─── Input rows ───

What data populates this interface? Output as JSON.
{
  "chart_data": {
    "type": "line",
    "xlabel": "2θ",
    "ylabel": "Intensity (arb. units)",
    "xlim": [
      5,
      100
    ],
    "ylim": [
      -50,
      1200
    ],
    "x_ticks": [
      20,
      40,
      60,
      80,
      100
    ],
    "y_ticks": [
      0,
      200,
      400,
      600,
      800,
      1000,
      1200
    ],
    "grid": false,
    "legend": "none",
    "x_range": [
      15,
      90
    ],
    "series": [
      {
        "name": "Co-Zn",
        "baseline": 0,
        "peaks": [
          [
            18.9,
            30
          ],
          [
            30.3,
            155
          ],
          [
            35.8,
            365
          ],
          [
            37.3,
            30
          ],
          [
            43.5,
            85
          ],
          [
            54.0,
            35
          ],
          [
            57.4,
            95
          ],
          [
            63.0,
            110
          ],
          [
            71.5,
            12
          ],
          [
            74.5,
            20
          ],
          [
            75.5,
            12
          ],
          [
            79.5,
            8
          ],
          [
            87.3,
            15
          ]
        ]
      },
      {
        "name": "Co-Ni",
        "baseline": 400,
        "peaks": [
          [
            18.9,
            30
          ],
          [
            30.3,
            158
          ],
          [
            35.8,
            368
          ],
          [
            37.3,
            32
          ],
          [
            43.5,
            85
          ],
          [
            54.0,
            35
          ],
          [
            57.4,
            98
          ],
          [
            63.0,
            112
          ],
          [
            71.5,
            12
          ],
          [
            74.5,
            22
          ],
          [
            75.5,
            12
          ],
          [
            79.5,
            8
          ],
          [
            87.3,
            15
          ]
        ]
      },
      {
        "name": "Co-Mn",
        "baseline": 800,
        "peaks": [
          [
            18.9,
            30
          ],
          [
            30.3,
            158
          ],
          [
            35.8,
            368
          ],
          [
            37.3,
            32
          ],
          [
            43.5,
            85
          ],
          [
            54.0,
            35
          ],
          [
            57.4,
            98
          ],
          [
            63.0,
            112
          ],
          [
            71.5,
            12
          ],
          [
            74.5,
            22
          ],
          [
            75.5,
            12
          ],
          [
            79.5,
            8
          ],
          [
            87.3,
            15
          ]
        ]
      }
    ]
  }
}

───

* **Task instructions**
Look through the data above. Copy every line with the string "baseline" in it.

* **Result of this task**
        "baseline": 0,
        "baseline": 400,
        "baseline": 800,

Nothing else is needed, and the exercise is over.